▶ SHORT PROBLEM: Collect each line of the entries that holds the string "在本合同有效代理期内".

________________

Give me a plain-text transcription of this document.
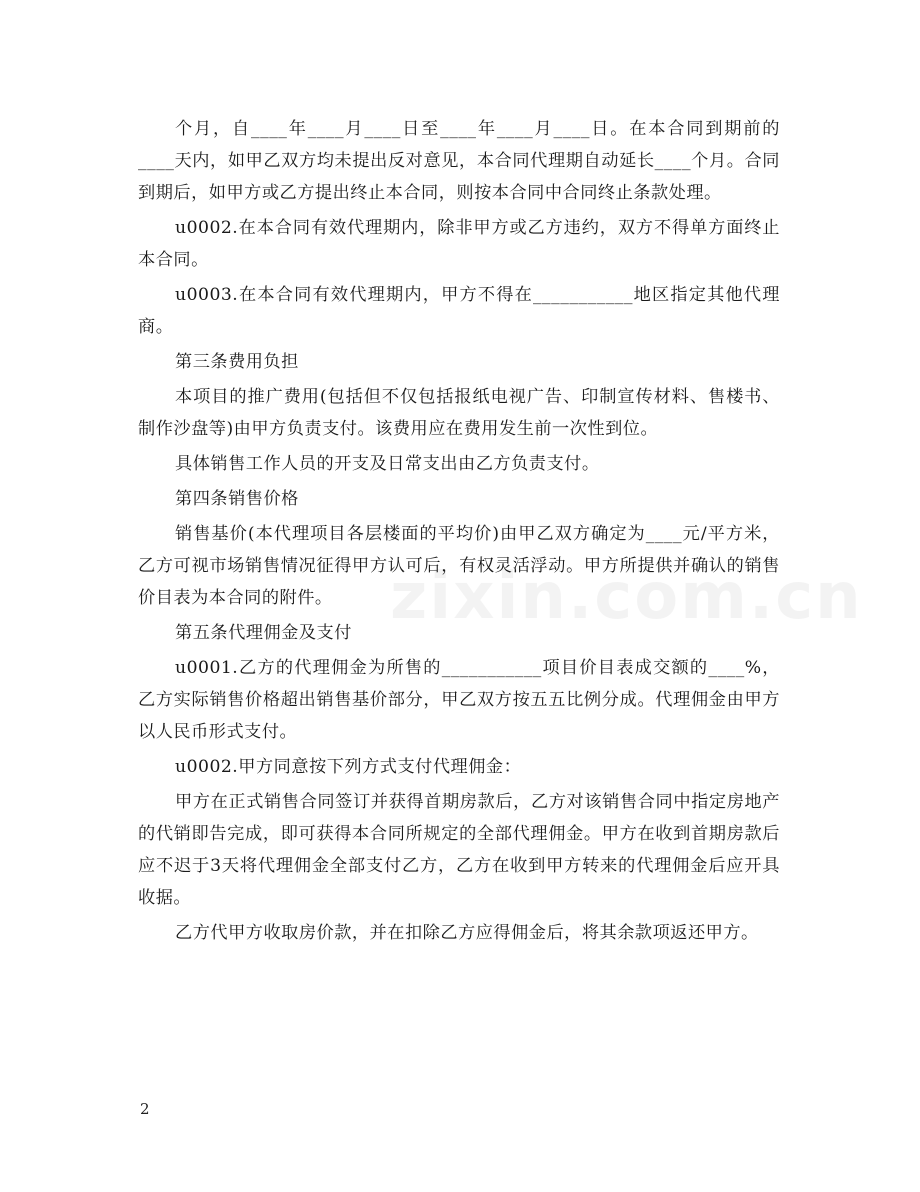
个月，自____年____月____日至____年____月____日。在本合同到期前的____天内，如甲乙双方均未提出反对意见，本合同代理期自动延长____个月。合同到期后，如甲方或乙方提出终止本合同，则按本合同中合同终止条款处理。

u0002.在本合同有效代理期内，除非甲方或乙方违约，双方不得单方面终止本合同。

u0003.在本合同有效代理期内，甲方不得在___________地区指定其他代理商。

第三条费用负担

本项目的推广费用(包括但不仅包括报纸电视广告、印制宣传材料、售楼书、制作沙盘等)由甲方负责支付。该费用应在费用发生前一次性到位。

具体销售工作人员的开支及日常支出由乙方负责支付。

第四条销售价格

销售基价(本代理项目各层楼面的平均价)由甲乙双方确定为____元/平方米，乙方可视市场销售情况征得甲方认可后，有权灵活浮动。甲方所提供并确认的销售价目表为本合同的附件。

第五条代理佣金及支付

u0001.乙方的代理佣金为所售的___________项目价目表成交额的____%，乙方实际销售价格超出销售基价部分，甲乙双方按五五比例分成。代理佣金由甲方以人民币形式支付。

u0002.甲方同意按下列方式支付代理佣金：

甲方在正式销售合同签订并获得首期房款后，乙方对该销售合同中指定房地产的代销即告完成，即可获得本合同所规定的全部代理佣金。甲方在收到首期房款后应不迟于3天将代理佣金全部支付乙方，乙方在收到甲方转来的代理佣金后应开具收据。

乙方代甲方收取房价款，并在扣除乙方应得佣金后，将其余款项返还甲方。

2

________________

▶ RESPONSE BELOW:
u0002.在本合同有效代理期内，除非甲方或乙方违约，双方不得单方面终止本合同。
u0003.在本合同有效代理期内，甲方不得在___________地区指定其他代理商。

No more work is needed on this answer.